[Start Record set]
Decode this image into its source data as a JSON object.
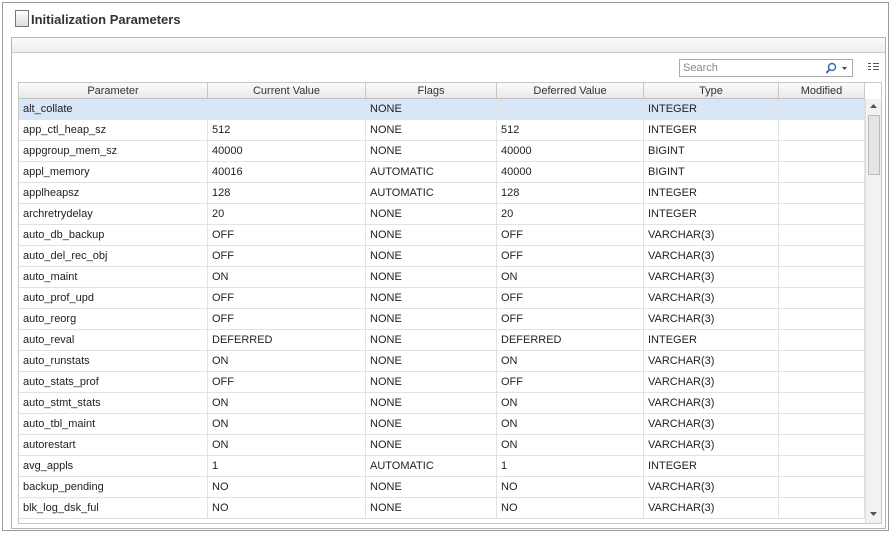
{
  "header": {
    "title": "Initialization Parameters"
  },
  "search": {
    "placeholder": "Search"
  },
  "table": {
    "columns": [
      "Parameter",
      "Current Value",
      "Flags",
      "Deferred Value",
      "Type",
      "Modified"
    ],
    "rows": [
      [
        "alt_collate",
        null,
        "NONE",
        null,
        "INTEGER",
        null
      ],
      [
        "app_ctl_heap_sz",
        "512",
        "NONE",
        "512",
        "INTEGER",
        null
      ],
      [
        "appgroup_mem_sz",
        "40000",
        "NONE",
        "40000",
        "BIGINT",
        null
      ],
      [
        "appl_memory",
        "40016",
        "AUTOMATIC",
        "40000",
        "BIGINT",
        null
      ],
      [
        "applheapsz",
        "128",
        "AUTOMATIC",
        "128",
        "INTEGER",
        null
      ],
      [
        "archretrydelay",
        "20",
        "NONE",
        "20",
        "INTEGER",
        null
      ],
      [
        "auto_db_backup",
        "OFF",
        "NONE",
        "OFF",
        "VARCHAR(3)",
        null
      ],
      [
        "auto_del_rec_obj",
        "OFF",
        "NONE",
        "OFF",
        "VARCHAR(3)",
        null
      ],
      [
        "auto_maint",
        "ON",
        "NONE",
        "ON",
        "VARCHAR(3)",
        null
      ],
      [
        "auto_prof_upd",
        "OFF",
        "NONE",
        "OFF",
        "VARCHAR(3)",
        null
      ],
      [
        "auto_reorg",
        "OFF",
        "NONE",
        "OFF",
        "VARCHAR(3)",
        null
      ],
      [
        "auto_reval",
        "DEFERRED",
        "NONE",
        "DEFERRED",
        "INTEGER",
        null
      ],
      [
        "auto_runstats",
        "ON",
        "NONE",
        "ON",
        "VARCHAR(3)",
        null
      ],
      [
        "auto_stats_prof",
        "OFF",
        "NONE",
        "OFF",
        "VARCHAR(3)",
        null
      ],
      [
        "auto_stmt_stats",
        "ON",
        "NONE",
        "ON",
        "VARCHAR(3)",
        null
      ],
      [
        "auto_tbl_maint",
        "ON",
        "NONE",
        "ON",
        "VARCHAR(3)",
        null
      ],
      [
        "autorestart",
        "ON",
        "NONE",
        "ON",
        "VARCHAR(3)",
        null
      ],
      [
        "avg_appls",
        "1",
        "AUTOMATIC",
        "1",
        "INTEGER",
        null
      ],
      [
        "backup_pending",
        "NO",
        "NONE",
        "NO",
        "VARCHAR(3)",
        null
      ],
      [
        "blk_log_dsk_ful",
        "NO",
        "NONE",
        "NO",
        "VARCHAR(3)",
        null
      ]
    ]
  }
}
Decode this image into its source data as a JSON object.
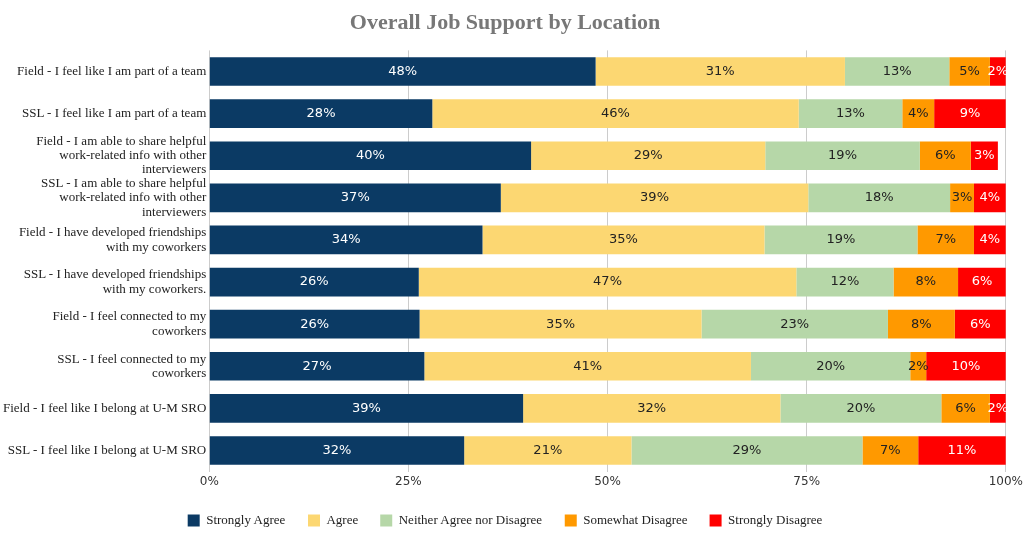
{
  "chart_data": {
    "type": "bar",
    "orientation": "horizontal",
    "stacked": true,
    "title": "Overall Job Support by Location",
    "categories": [
      "Field - I feel like I am part of a team",
      "SSL - I feel like I am part of a team",
      "Field - I am able to share helpful work-related info with other interviewers",
      "SSL - I am able to share helpful work-related info with other interviewers",
      "Field - I have developed friendships with my coworkers",
      "SSL - I have developed friendships with my coworkers.",
      "Field - I feel connected to my coworkers",
      "SSL - I feel connected to my coworkers",
      "Field - I feel like I belong at U-M SRO",
      "SSL - I feel like I belong at U-M SRO"
    ],
    "series": [
      {
        "name": "Strongly Agree",
        "color": "#0b3a64",
        "values": [
          48.5,
          28,
          40.4,
          36.6,
          34.3,
          26.3,
          26.4,
          27,
          39.4,
          32
        ],
        "value_labels": [
          "48%",
          "28%",
          "40%",
          "37%",
          "34%",
          "26%",
          "26%",
          "27%",
          "39%",
          "32%"
        ]
      },
      {
        "name": "Agree",
        "color": "#fcd772",
        "values": [
          31.3,
          46,
          29.4,
          38.6,
          35.4,
          47.4,
          35.4,
          41,
          32.3,
          21
        ],
        "value_labels": [
          "31%",
          "46%",
          "29%",
          "39%",
          "35%",
          "47%",
          "35%",
          "41%",
          "32%",
          "21%"
        ]
      },
      {
        "name": "Neither Agree nor Disagree",
        "color": "#b6d7a8",
        "values": [
          13.1,
          13,
          19.4,
          17.8,
          19.2,
          12.2,
          23.4,
          20,
          20.2,
          29
        ],
        "value_labels": [
          "13%",
          "13%",
          "19%",
          "18%",
          "19%",
          "12%",
          "23%",
          "20%",
          "20%",
          "29%"
        ]
      },
      {
        "name": "Somewhat Disagree",
        "color": "#ff9900",
        "values": [
          5.1,
          4,
          6.4,
          3,
          7.1,
          8.1,
          8.4,
          2,
          6.1,
          7
        ],
        "value_labels": [
          "5%",
          "4%",
          "6%",
          "3%",
          "7%",
          "8%",
          "8%",
          "2%",
          "6%",
          "7%"
        ]
      },
      {
        "name": "Strongly Disagree",
        "color": "#ff0000",
        "values": [
          2,
          9,
          3.4,
          4,
          4,
          6,
          6.4,
          10,
          2,
          11
        ],
        "value_labels": [
          "2%",
          "9%",
          "3%",
          "4%",
          "4%",
          "6%",
          "6%",
          "10%",
          "2%",
          "11%"
        ]
      }
    ],
    "xlim": [
      0,
      100
    ],
    "xticks": [
      {
        "value": 0,
        "label": "0%"
      },
      {
        "value": 25,
        "label": "25%"
      },
      {
        "value": 50,
        "label": "50%"
      },
      {
        "value": 75,
        "label": "75%"
      },
      {
        "value": 100,
        "label": "100%"
      }
    ],
    "grid": "x",
    "legend": "bottom"
  }
}
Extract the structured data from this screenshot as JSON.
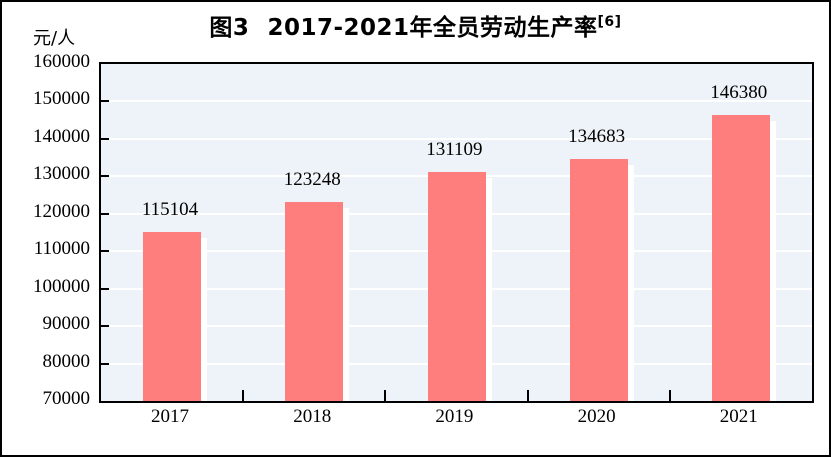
{
  "figure": {
    "title_prefix": "图3",
    "title_main": "2017-2021年全员劳动生产率",
    "title_sup": "[6]",
    "unit_label": "元/人"
  },
  "chart_data": {
    "type": "bar",
    "title": "图3 2017-2021年全员劳动生产率[6]",
    "categories": [
      "2017",
      "2018",
      "2019",
      "2020",
      "2021"
    ],
    "values": [
      115104,
      123248,
      131109,
      134683,
      146380
    ],
    "data_labels": [
      "115104",
      "123248",
      "131109",
      "134683",
      "146380"
    ],
    "xlabel": "",
    "ylabel": "元/人",
    "ylim": [
      70000,
      160000
    ],
    "ytick_step": 10000,
    "yticks": [
      70000,
      80000,
      90000,
      100000,
      110000,
      120000,
      130000,
      140000,
      150000,
      160000
    ],
    "grid": true,
    "legend_position": "none",
    "colors": {
      "bar": "#fe7e7e",
      "bar_shadow": "#ffffff",
      "plot_background": "#edf3f8",
      "gridline": "#ffffff",
      "axis": "#000000",
      "text": "#000000"
    }
  }
}
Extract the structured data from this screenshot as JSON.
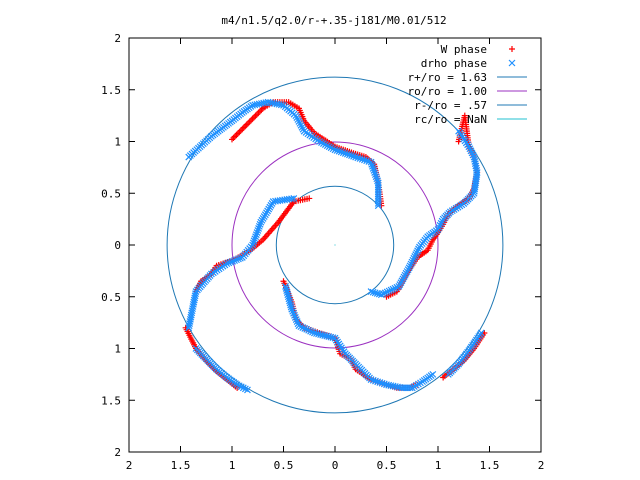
[End Record set]
What the task requires:
From the entries, copy out each line containing the word "with".

Exercise output:
      "Field - I am able to share helpful work-related info with other interviewers",
      "SSL - I am able to share helpful work-related info with other interviewers",
      "Field - I have developed friendships with my coworkers",
      "SSL - I have developed friendships with my coworkers.",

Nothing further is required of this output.